====== Exercise input
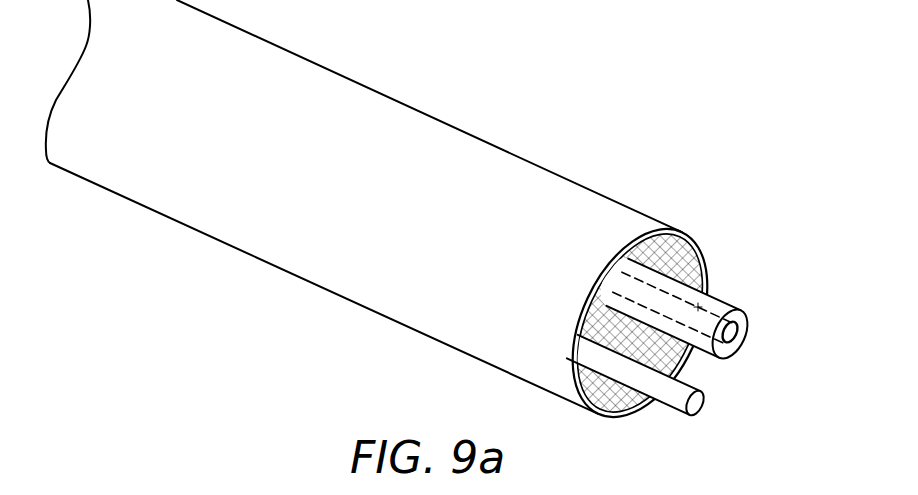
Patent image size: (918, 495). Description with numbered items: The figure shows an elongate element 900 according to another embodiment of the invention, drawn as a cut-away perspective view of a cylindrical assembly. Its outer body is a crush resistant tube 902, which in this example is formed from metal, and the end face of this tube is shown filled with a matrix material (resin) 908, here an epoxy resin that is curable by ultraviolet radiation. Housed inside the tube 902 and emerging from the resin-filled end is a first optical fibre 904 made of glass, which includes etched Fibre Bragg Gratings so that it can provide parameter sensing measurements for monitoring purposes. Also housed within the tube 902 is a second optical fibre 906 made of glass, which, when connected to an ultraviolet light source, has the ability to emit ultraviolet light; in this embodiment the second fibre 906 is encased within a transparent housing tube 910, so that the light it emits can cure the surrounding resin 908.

The elongate element 900 is at (423, 229).
The crush resistant tube 902 is at (527, 161).
The first optical fibre 904 is at (663, 400).
The second optical fibre 906 is at (718, 290).
The matrix material (resin) 908 is at (597, 322).
The transparent housing tube 910 is at (742, 347).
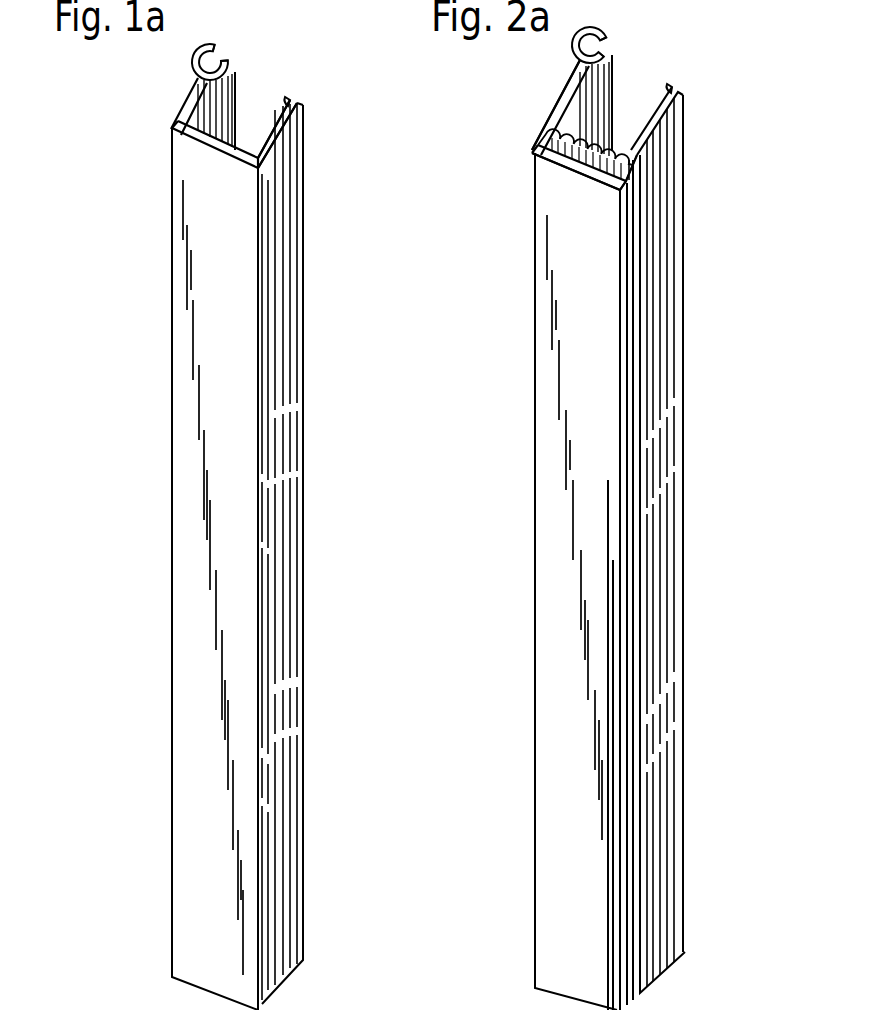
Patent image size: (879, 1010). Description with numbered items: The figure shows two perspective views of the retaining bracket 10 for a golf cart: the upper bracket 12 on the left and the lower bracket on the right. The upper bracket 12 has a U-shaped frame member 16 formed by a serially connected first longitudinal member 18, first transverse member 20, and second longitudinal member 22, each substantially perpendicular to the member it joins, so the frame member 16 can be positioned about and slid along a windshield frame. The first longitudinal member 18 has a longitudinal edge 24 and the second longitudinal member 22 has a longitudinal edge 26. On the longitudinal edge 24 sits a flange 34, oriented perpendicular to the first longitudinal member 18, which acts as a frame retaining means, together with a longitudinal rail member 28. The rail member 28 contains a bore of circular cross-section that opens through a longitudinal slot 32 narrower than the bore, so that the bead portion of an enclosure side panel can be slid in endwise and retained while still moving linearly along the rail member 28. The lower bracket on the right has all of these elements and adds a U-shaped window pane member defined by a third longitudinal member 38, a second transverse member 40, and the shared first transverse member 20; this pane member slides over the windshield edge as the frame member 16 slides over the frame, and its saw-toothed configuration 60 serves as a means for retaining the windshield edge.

In FIG. 1A, the retaining bracket 10 is at (128, 177).
In FIG. 2A, the retaining bracket 10 is at (681, 552).
In FIG. 1A, the upper bracket 12 is at (128, 259).
In FIG. 1A, the U-shaped frame member 16 is at (256, 110).
In FIG. 1A, the first longitudinal member 18 is at (178, 125).
In FIG. 2A, the first longitudinal member 18 is at (562, 100).
In FIG. 1A, the first transverse member 20 is at (183, 335).
In FIG. 2A, the first transverse member 20 is at (619, 115).
In FIG. 1A, the second longitudinal member 22 is at (283, 313).
In FIG. 2A, the second longitudinal member 22 is at (660, 320).
In FIG. 2A, the longitudinal edge 24 is at (576, 68).
In FIG. 2A, the longitudinal edge 26 is at (686, 95).
In FIG. 1A, the longitudinal rail member 28 is at (192, 56).
In FIG. 2A, the longitudinal rail member 28 is at (571, 40).
In FIG. 1A, the longitudinal slot 32 is at (218, 44).
In FIG. 2A, the longitudinal slot 32 is at (603, 34).
In FIG. 1A, the flange 34 is at (300, 101).
In FIG. 2A, the flange 34 is at (683, 88).
In FIG. 2A, the third longitudinal member 38 is at (540, 141).
In FIG. 2A, the second transverse member 40 is at (576, 172).
In FIG. 2A, the saw-toothed configuration 60 is at (632, 171).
============
# Written instruction:
Collect each line above that contains the string "fibre". Treat uppercase and lowercase letters as distinct.

# Right answer:
Patent image size: (918, 495). Description with numbered items: The figure shows an elongate element 900 according to another embodiment of the invention, drawn as a cut-away perspective view of a cylindrical assembly. Its outer body is a crush resistant tube 902, which in this example is formed from metal, and the end face of this tube is shown filled with a matrix material (resin) 908, here an epoxy resin that is curable by ultraviolet radiation. Housed inside the tube 902 and emerging from the resin-filled end is a first optical fibre 904 made of glass, which includes etched Fibre Bragg Gratings so that it can provide parameter sensing measurements for monitoring purposes. Also housed within the tube 902 is a second optical fibre 906 made of glass, which, when connected to an ultraviolet light source, has the ability to emit ultraviolet light; in this embodiment the second fibre 906 is encased within a transparent housing tube 910, so that the light it emits can cure the surrounding resin 908.
The first optical fibre 904 is at (663, 400).
The second optical fibre 906 is at (718, 290).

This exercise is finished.